--- begin RECORDS TO PROCESS ---
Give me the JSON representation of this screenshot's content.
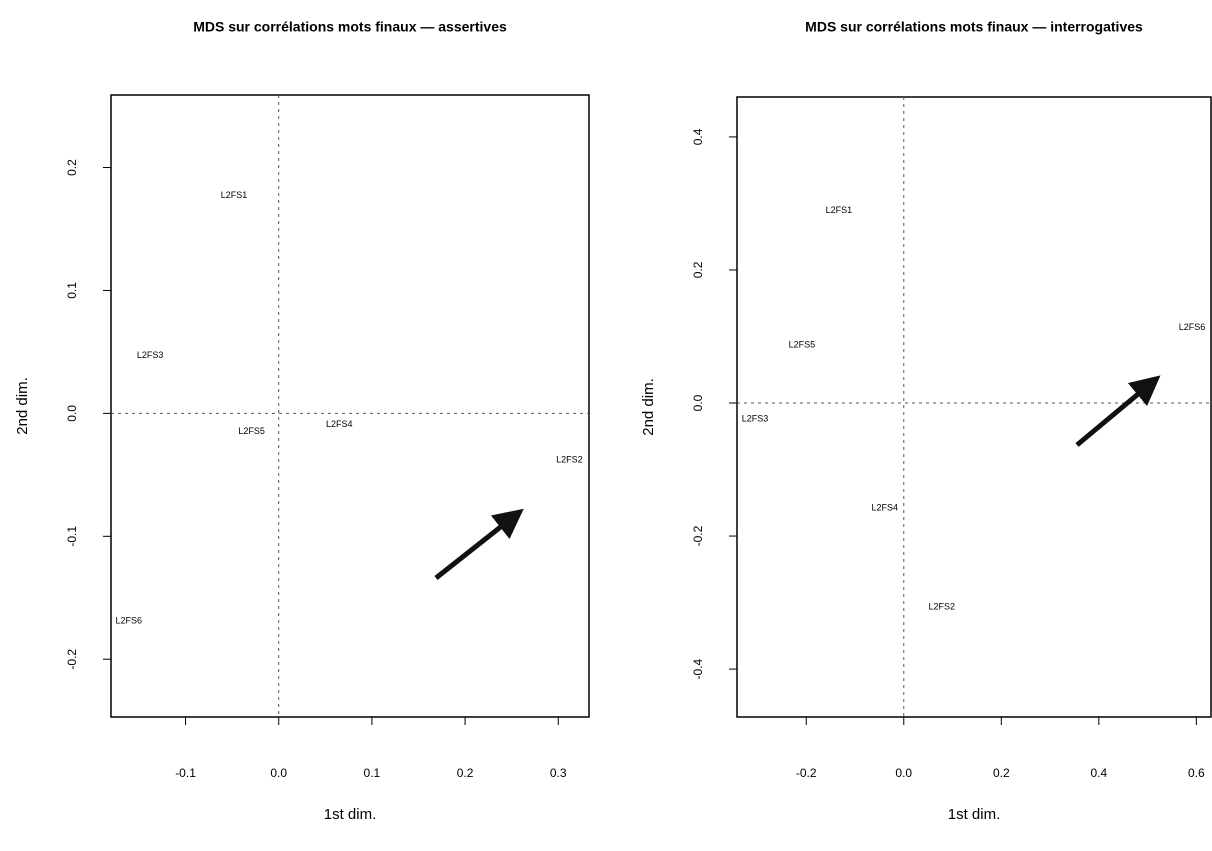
{
  "chart_data": [
    {
      "type": "scatter",
      "title": "MDS sur corrélations mots finaux — assertives",
      "x_label": "1st dim.",
      "y_label": "2nd dim.",
      "point_labels": [
        "L2FS1",
        "L2FS3",
        "L2FS5",
        "L2FS4",
        "L2FS2",
        "L2FS6"
      ],
      "x": [
        -0.048,
        -0.138,
        -0.029,
        0.065,
        0.312,
        -0.161
      ],
      "values": [
        0.177,
        0.047,
        -0.015,
        -0.009,
        -0.038,
        -0.169
      ],
      "xlim": [
        -0.18,
        0.333
      ],
      "ylim": [
        -0.247,
        0.259
      ],
      "xticks": [
        -0.1,
        {
          "value": 0,
          "label": "0.0"
        },
        0.1,
        0.2,
        0.3
      ],
      "yticks": [
        -0.2,
        -0.1,
        {
          "value": 0,
          "label": "0.0"
        },
        0.1,
        0.2
      ]
    },
    {
      "type": "scatter",
      "title": "MDS sur corrélations mots finaux — interrogatives",
      "x_label": "1st dim.",
      "y_label": "2nd dim.",
      "point_labels": [
        "L2FS1",
        "L2FS5",
        "L2FS6",
        "L2FS3",
        "L2FS4",
        "L2FS2"
      ],
      "x": [
        -0.133,
        -0.209,
        0.591,
        -0.305,
        -0.039,
        0.078
      ],
      "values": [
        0.289,
        0.087,
        0.113,
        -0.024,
        -0.158,
        -0.307
      ],
      "xlim": [
        -0.342,
        0.63
      ],
      "ylim": [
        -0.472,
        0.46
      ],
      "xticks": [
        -0.2,
        {
          "value": 0,
          "label": "0.0"
        },
        0.2,
        0.4,
        0.6
      ],
      "yticks": [
        -0.4,
        -0.2,
        {
          "value": 0,
          "label": "0.0"
        },
        0.2,
        0.4
      ]
    }
  ]
}
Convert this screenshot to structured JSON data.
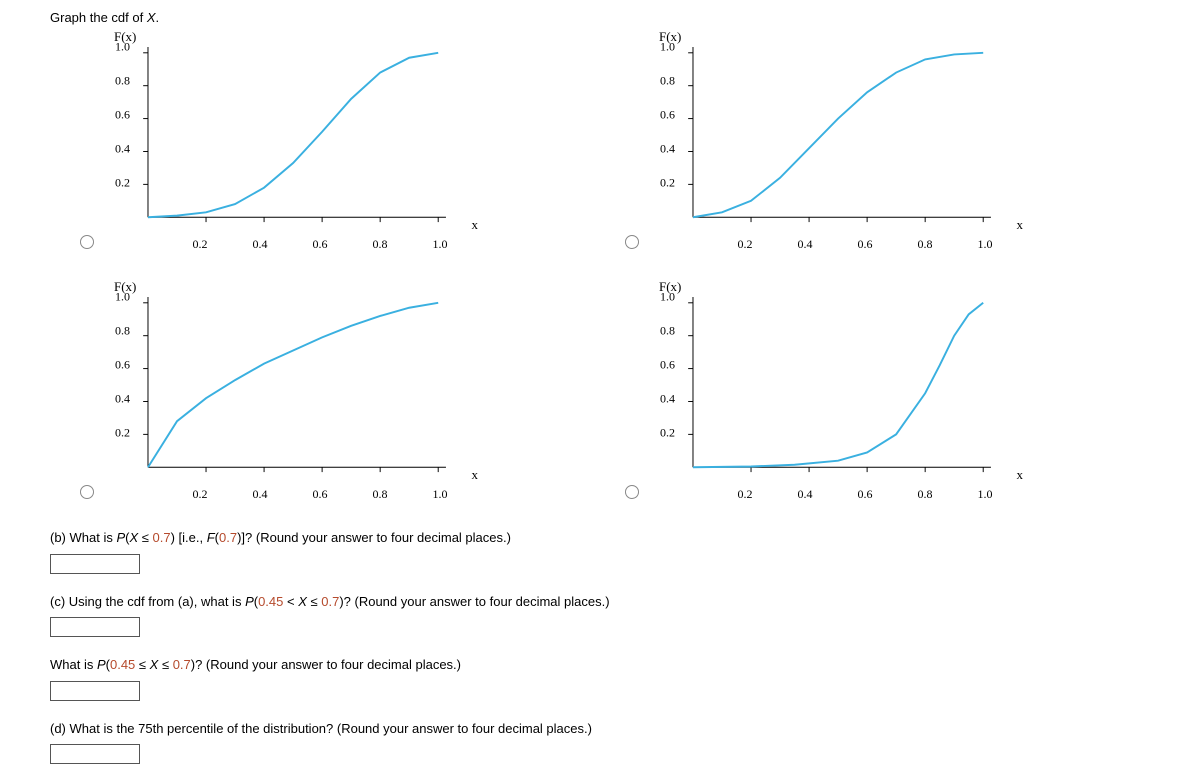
{
  "intro": "Graph the cdf of X.",
  "chart_common": {
    "y_title": "F(x)",
    "x_title": "x",
    "xlim": [
      0,
      1.0
    ],
    "ylim": [
      0,
      1.0
    ],
    "x_ticks": [
      0.2,
      0.4,
      0.6,
      0.8,
      1.0
    ],
    "y_ticks": [
      0.2,
      0.4,
      0.6,
      0.8,
      1.0
    ],
    "axis_color": "#000000",
    "curve_color": "#3ab0e0",
    "curve_width": 2,
    "background_color": "#ffffff",
    "axis_font": "Times New Roman",
    "tick_fontsize": 12,
    "title_fontsize": 13
  },
  "charts": [
    {
      "id": "chart-a",
      "curve_desc": "slow start, steep middle, flattens at 1 near x≈0.95 (logistic-like centered ~0.6)",
      "curve_points": [
        [
          0,
          0
        ],
        [
          0.1,
          0.01
        ],
        [
          0.2,
          0.03
        ],
        [
          0.3,
          0.08
        ],
        [
          0.4,
          0.18
        ],
        [
          0.5,
          0.33
        ],
        [
          0.6,
          0.52
        ],
        [
          0.7,
          0.72
        ],
        [
          0.8,
          0.88
        ],
        [
          0.9,
          0.97
        ],
        [
          1.0,
          1.0
        ]
      ]
    },
    {
      "id": "chart-b",
      "curve_desc": "logistic-like centered ~0.45, reaches 1 near x≈0.9",
      "curve_points": [
        [
          0,
          0
        ],
        [
          0.1,
          0.03
        ],
        [
          0.2,
          0.1
        ],
        [
          0.3,
          0.24
        ],
        [
          0.4,
          0.42
        ],
        [
          0.5,
          0.6
        ],
        [
          0.6,
          0.76
        ],
        [
          0.7,
          0.88
        ],
        [
          0.8,
          0.96
        ],
        [
          0.9,
          0.99
        ],
        [
          1.0,
          1.0
        ]
      ]
    },
    {
      "id": "chart-c",
      "curve_desc": "concave, rises quickly then flattens (like sqrt)",
      "curve_points": [
        [
          0,
          0
        ],
        [
          0.1,
          0.28
        ],
        [
          0.2,
          0.42
        ],
        [
          0.3,
          0.53
        ],
        [
          0.4,
          0.63
        ],
        [
          0.5,
          0.71
        ],
        [
          0.6,
          0.79
        ],
        [
          0.7,
          0.86
        ],
        [
          0.8,
          0.92
        ],
        [
          0.9,
          0.97
        ],
        [
          1.0,
          1.0
        ]
      ]
    },
    {
      "id": "chart-d",
      "curve_desc": "flat near 0 until ~0.6 then steep rise to 1 (late takeoff)",
      "curve_points": [
        [
          0,
          0
        ],
        [
          0.2,
          0.005
        ],
        [
          0.35,
          0.015
        ],
        [
          0.5,
          0.04
        ],
        [
          0.6,
          0.09
        ],
        [
          0.7,
          0.2
        ],
        [
          0.8,
          0.45
        ],
        [
          0.85,
          0.62
        ],
        [
          0.9,
          0.8
        ],
        [
          0.95,
          0.93
        ],
        [
          1.0,
          1.0
        ]
      ]
    }
  ],
  "questions": {
    "b_html": "(b) What is <span class='em-ital'>P</span>(<span class='em-ital'>X</span> ≤ <span class='hl'>0.7</span>) [i.e., <span class='em-ital'>F</span>(<span class='hl'>0.7</span>)]? (Round your answer to four decimal places.)",
    "c_html": "(c) Using the cdf from (a), what is <span class='em-ital'>P</span>(<span class='hl'>0.45</span> &lt; <span class='em-ital'>X</span> ≤ <span class='hl'>0.7</span>)? (Round your answer to four decimal places.)",
    "c2_html": "What is <span class='em-ital'>P</span>(<span class='hl'>0.45</span> ≤ <span class='em-ital'>X</span> ≤ <span class='hl'>0.7</span>)? (Round your answer to four decimal places.)",
    "d_html": "(d) What is the 75th percentile of the distribution? (Round your answer to four decimal places.)"
  }
}
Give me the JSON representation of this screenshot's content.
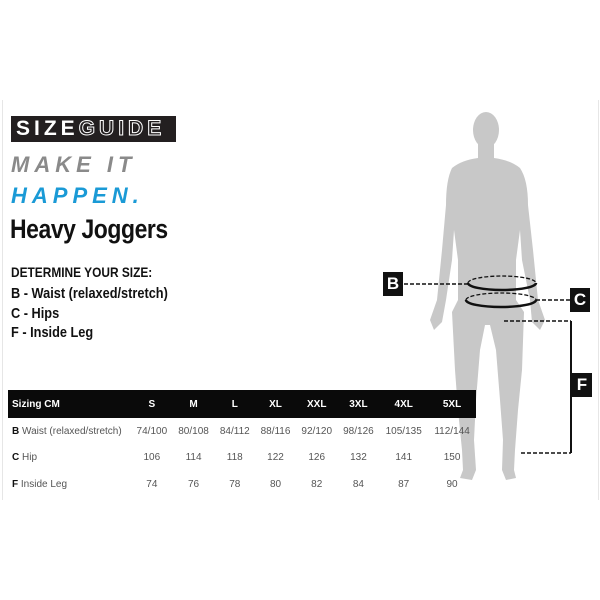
{
  "logo": {
    "text_bold": "SIZE",
    "text_outline": "GUIDE"
  },
  "tagline": {
    "line1": "MAKE IT",
    "line2": "HAPPEN."
  },
  "product_title": "Heavy Joggers",
  "instructions": {
    "heading": "DETERMINE YOUR SIZE:",
    "items": [
      "B - Waist (relaxed/stretch)",
      "C - Hips",
      "F - Inside Leg"
    ]
  },
  "table": {
    "header": [
      "Sizing CM",
      "S",
      "M",
      "L",
      "XL",
      "XXL",
      "3XL",
      "4XL",
      "5XL"
    ],
    "rows": [
      {
        "key": "B",
        "label": "Waist (relaxed/stretch)",
        "values": [
          "74/100",
          "80/108",
          "84/112",
          "88/116",
          "92/120",
          "98/126",
          "105/135",
          "112/144"
        ]
      },
      {
        "key": "C",
        "label": "Hip",
        "values": [
          "106",
          "114",
          "118",
          "122",
          "126",
          "132",
          "141",
          "150"
        ]
      },
      {
        "key": "F",
        "label": "Inside Leg",
        "values": [
          "74",
          "76",
          "78",
          "80",
          "82",
          "84",
          "87",
          "90"
        ]
      }
    ]
  },
  "diagram_labels": {
    "waist": "B",
    "hips": "C",
    "inside_leg": "F"
  },
  "colors": {
    "accent_blue": "#1a9ad6",
    "tag_grey": "#8a8a8a",
    "silhouette": "#c8c8c8",
    "dark": "#111111"
  }
}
--- end RECORDS TO PROCESS ---
▶ _PROBLEM DETAILS_:
Collect every line with the string "finaux" from the records, and copy each.

▶ _ANSWER TO THIS PROBLEM_:
      "title": "MDS sur corrélations mots finaux — assertives",
      "title": "MDS sur corrélations mots finaux — interrogatives",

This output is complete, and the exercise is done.